Listed records:
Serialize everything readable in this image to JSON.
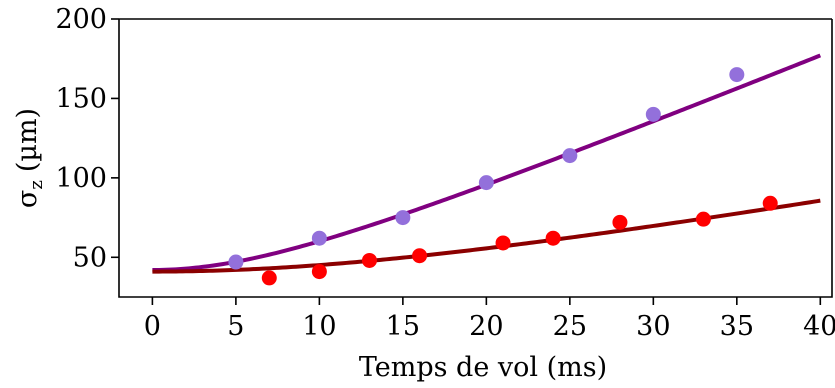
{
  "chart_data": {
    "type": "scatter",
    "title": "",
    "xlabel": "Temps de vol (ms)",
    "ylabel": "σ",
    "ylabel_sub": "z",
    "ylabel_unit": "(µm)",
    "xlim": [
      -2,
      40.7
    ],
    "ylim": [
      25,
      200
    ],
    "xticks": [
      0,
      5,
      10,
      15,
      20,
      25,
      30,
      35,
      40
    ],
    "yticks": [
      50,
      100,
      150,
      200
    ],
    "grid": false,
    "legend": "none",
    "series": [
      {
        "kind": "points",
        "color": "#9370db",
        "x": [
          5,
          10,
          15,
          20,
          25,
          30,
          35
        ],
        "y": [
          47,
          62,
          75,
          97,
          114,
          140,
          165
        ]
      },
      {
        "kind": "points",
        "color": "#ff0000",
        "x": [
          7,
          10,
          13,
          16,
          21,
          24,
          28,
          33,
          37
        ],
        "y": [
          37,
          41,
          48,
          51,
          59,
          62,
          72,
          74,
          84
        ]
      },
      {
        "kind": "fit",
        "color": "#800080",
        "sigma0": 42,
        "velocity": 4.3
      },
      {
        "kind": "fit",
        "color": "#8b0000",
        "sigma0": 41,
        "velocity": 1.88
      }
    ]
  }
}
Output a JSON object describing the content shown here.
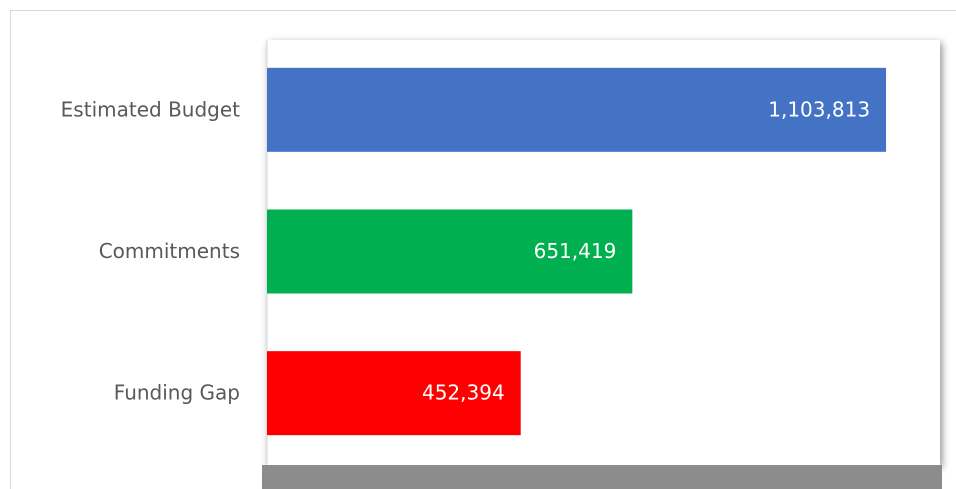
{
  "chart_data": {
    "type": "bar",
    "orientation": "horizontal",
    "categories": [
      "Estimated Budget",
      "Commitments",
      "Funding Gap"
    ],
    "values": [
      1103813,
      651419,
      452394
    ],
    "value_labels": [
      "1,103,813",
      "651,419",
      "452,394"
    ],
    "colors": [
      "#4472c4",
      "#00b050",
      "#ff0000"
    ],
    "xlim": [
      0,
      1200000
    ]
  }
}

Directions: Copy each line of the records precisely and drop any images they hold.

Worked solution:
Serialize everything readable in this image to JSON.
{
  "chart_data": {
    "type": "scatter",
    "title": "",
    "xlabel": "Temps de vol (ms)",
    "ylabel": "σ",
    "ylabel_sub": "z",
    "ylabel_unit": "(µm)",
    "xlim": [
      -2,
      40.7
    ],
    "ylim": [
      25,
      200
    ],
    "xticks": [
      0,
      5,
      10,
      15,
      20,
      25,
      30,
      35,
      40
    ],
    "yticks": [
      50,
      100,
      150,
      200
    ],
    "grid": false,
    "legend": "none",
    "series": [
      {
        "kind": "points",
        "color": "#9370db",
        "x": [
          5,
          10,
          15,
          20,
          25,
          30,
          35
        ],
        "y": [
          47,
          62,
          75,
          97,
          114,
          140,
          165
        ]
      },
      {
        "kind": "points",
        "color": "#ff0000",
        "x": [
          7,
          10,
          13,
          16,
          21,
          24,
          28,
          33,
          37
        ],
        "y": [
          37,
          41,
          48,
          51,
          59,
          62,
          72,
          74,
          84
        ]
      },
      {
        "kind": "fit",
        "color": "#800080",
        "sigma0": 42,
        "velocity": 4.3
      },
      {
        "kind": "fit",
        "color": "#8b0000",
        "sigma0": 41,
        "velocity": 1.88
      }
    ]
  }
}
Output a JSON object describing the content shown here.
{
  "chart_data": {
    "type": "bar",
    "orientation": "horizontal",
    "categories": [
      "Estimated Budget",
      "Commitments",
      "Funding Gap"
    ],
    "values": [
      1103813,
      651419,
      452394
    ],
    "value_labels": [
      "1,103,813",
      "651,419",
      "452,394"
    ],
    "colors": [
      "#4472c4",
      "#00b050",
      "#ff0000"
    ],
    "xlim": [
      0,
      1200000
    ]
  }
}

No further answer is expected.